How many of the lines below contain "from"? Answer with that number alone.

========================

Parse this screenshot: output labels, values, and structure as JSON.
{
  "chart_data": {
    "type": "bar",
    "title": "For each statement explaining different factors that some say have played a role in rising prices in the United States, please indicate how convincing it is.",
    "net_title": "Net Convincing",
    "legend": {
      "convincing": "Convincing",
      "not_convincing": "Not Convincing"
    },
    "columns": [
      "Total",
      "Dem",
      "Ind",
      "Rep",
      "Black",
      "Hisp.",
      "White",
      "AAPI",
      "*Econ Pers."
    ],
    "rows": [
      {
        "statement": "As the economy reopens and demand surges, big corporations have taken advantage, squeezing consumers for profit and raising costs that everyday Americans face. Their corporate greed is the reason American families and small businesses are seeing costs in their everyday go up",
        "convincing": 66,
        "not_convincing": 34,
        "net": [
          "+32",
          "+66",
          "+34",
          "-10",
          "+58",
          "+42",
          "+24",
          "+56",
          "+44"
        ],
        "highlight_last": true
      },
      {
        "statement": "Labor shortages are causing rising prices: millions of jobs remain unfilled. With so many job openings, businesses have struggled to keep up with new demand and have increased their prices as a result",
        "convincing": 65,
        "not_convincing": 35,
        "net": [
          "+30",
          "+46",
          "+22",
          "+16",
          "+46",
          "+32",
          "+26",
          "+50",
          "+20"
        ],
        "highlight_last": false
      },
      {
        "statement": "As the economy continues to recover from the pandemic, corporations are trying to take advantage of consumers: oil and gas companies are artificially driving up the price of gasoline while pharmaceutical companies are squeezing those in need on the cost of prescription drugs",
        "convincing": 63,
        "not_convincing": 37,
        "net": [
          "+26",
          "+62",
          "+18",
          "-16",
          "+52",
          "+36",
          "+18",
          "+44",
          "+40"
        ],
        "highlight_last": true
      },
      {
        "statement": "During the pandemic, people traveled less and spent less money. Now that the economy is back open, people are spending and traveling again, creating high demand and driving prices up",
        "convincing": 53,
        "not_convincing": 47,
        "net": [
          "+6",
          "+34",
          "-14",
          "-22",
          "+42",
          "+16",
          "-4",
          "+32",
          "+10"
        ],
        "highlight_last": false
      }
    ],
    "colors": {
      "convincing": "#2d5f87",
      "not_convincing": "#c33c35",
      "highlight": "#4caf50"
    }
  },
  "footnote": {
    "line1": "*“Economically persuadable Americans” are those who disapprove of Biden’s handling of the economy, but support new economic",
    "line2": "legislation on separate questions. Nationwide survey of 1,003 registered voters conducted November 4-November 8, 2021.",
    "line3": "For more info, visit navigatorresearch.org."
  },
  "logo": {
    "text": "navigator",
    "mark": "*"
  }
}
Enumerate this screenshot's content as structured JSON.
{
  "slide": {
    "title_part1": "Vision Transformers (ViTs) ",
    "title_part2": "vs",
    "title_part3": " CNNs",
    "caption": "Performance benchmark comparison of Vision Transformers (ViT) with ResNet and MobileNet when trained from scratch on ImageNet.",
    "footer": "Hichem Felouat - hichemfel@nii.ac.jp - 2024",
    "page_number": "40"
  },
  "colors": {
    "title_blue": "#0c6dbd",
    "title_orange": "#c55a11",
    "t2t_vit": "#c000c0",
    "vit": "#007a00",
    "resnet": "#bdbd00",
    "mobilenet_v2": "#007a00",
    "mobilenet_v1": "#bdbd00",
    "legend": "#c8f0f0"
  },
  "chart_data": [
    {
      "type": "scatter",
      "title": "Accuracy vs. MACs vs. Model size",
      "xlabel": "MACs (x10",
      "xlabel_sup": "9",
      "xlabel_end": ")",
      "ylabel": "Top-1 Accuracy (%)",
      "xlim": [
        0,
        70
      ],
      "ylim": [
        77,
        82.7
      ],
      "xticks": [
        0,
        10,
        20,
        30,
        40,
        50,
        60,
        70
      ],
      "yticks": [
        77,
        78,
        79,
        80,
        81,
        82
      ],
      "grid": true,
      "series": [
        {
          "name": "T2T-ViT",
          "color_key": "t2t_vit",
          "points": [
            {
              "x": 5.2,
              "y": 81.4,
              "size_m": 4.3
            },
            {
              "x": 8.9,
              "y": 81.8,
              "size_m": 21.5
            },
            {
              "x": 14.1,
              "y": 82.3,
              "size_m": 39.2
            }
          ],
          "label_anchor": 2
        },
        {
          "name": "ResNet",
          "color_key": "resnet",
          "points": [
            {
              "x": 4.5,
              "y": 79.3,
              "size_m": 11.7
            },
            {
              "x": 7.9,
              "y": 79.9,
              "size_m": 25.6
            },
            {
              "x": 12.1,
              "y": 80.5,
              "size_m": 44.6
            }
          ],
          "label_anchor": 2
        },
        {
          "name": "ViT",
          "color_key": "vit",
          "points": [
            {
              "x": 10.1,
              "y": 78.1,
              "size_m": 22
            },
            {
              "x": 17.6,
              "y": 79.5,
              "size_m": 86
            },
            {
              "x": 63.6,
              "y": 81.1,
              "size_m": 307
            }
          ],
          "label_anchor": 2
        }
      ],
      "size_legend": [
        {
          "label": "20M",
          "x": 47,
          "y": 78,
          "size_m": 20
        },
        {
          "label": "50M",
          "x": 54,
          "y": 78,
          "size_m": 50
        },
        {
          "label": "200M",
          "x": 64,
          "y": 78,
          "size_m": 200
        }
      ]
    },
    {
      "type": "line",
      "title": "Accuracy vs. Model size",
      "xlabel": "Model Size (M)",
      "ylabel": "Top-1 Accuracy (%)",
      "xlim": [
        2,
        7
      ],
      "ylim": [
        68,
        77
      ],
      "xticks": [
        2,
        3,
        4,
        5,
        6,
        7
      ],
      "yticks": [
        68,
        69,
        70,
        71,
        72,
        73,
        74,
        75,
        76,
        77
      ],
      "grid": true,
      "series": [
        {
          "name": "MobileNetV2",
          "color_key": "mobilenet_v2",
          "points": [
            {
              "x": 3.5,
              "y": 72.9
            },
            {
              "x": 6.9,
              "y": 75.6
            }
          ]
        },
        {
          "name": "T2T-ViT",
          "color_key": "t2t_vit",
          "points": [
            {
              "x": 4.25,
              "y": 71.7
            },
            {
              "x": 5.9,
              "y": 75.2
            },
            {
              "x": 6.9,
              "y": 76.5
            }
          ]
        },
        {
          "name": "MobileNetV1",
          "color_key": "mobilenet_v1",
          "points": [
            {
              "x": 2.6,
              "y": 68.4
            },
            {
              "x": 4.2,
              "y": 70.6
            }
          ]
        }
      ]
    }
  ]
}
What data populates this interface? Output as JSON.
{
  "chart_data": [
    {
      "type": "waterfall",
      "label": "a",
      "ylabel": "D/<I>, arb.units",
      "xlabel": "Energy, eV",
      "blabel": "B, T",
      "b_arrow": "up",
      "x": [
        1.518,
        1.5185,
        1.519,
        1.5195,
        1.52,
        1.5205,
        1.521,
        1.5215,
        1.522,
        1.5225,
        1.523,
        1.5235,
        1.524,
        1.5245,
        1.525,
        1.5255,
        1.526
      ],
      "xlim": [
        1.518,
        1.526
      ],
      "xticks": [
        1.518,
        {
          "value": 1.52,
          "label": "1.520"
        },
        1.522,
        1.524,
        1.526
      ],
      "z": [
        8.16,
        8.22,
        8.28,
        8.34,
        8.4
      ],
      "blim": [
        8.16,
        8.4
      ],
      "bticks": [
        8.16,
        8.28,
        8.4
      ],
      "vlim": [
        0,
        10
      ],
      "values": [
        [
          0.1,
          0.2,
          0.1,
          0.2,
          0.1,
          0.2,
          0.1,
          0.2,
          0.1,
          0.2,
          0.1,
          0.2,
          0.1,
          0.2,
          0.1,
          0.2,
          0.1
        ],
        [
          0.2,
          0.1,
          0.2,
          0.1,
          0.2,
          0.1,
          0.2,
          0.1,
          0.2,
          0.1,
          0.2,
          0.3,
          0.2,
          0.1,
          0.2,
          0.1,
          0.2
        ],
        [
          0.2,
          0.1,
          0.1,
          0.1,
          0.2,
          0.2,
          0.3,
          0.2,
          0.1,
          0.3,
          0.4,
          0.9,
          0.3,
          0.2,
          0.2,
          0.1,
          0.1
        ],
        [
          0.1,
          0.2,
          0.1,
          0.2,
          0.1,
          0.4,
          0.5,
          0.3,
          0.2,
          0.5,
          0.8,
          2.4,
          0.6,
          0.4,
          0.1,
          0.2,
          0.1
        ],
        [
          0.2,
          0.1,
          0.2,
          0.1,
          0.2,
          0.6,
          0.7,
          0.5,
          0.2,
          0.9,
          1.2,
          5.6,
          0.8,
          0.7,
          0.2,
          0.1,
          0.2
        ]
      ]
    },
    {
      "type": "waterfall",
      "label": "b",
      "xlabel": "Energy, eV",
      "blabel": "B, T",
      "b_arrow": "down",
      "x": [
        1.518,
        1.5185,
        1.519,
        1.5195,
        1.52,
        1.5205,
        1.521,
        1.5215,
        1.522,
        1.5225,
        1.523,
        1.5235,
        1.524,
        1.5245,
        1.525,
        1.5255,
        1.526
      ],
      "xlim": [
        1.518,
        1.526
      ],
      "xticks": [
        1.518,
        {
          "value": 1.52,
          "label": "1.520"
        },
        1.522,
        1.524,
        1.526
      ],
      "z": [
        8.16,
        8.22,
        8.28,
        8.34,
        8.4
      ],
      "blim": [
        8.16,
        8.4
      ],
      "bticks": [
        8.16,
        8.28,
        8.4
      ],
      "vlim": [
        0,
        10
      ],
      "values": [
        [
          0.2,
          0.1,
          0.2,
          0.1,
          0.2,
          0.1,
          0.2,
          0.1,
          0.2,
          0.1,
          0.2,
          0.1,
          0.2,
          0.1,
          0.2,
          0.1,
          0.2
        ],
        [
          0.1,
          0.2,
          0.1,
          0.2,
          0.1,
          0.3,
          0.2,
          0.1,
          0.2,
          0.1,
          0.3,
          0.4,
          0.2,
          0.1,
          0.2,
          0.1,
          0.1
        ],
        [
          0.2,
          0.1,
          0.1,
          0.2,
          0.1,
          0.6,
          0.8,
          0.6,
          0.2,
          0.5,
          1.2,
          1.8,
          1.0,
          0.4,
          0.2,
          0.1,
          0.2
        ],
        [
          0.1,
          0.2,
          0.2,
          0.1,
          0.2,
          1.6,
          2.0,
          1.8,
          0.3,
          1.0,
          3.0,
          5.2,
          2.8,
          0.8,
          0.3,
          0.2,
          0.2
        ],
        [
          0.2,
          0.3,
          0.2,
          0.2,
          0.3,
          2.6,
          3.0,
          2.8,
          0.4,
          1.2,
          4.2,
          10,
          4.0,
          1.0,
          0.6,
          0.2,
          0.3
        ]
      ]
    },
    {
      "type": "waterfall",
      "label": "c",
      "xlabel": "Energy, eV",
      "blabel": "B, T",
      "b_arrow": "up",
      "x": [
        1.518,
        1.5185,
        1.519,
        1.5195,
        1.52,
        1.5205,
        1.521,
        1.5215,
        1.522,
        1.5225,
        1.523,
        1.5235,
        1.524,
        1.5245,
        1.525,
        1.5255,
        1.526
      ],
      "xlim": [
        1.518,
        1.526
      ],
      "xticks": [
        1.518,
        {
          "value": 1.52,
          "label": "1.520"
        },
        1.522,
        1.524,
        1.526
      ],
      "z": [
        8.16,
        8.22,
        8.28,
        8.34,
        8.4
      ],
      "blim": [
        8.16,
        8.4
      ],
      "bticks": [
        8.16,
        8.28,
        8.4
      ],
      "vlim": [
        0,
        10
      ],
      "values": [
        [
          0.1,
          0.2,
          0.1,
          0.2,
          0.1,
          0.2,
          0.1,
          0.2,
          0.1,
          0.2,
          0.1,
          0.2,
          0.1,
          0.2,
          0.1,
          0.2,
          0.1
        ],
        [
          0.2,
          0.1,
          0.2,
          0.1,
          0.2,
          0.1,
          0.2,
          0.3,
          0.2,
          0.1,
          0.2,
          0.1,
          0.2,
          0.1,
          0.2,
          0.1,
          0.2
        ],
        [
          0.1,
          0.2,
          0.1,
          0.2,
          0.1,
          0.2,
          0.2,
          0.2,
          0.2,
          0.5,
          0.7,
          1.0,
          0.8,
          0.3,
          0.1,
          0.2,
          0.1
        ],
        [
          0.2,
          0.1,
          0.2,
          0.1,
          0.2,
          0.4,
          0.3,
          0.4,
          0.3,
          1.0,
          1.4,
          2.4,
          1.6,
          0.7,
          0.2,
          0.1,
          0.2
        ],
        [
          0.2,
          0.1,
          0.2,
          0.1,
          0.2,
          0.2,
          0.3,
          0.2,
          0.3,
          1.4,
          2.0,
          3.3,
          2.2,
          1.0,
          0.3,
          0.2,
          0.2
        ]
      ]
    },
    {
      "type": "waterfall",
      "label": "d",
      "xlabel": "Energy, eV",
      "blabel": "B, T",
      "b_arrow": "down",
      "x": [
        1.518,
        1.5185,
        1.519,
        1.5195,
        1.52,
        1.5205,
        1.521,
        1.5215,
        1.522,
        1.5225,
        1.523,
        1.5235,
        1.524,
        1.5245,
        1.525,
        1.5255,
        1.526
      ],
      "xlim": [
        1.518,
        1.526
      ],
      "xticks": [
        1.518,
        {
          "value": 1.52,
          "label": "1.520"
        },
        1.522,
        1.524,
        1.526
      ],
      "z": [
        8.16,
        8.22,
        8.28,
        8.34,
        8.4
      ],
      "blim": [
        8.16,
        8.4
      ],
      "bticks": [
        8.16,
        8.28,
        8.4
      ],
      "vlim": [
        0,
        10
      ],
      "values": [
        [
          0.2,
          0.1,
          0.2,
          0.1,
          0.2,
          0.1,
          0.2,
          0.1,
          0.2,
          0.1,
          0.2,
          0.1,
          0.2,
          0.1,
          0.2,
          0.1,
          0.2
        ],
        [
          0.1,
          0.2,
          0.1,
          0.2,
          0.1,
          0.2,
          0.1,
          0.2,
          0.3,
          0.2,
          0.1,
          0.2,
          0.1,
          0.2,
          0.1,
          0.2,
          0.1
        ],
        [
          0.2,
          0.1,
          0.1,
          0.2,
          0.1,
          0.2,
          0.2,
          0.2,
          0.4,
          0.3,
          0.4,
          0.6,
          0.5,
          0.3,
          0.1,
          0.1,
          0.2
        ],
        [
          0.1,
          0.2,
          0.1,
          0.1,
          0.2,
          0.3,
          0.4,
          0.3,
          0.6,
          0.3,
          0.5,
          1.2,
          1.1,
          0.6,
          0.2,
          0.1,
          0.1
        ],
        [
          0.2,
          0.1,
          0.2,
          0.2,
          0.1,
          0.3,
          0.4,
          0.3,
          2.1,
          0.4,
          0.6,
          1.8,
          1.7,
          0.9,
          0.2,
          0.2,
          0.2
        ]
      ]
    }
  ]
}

========================

* [SOLUTION TO THIS TASK]:
2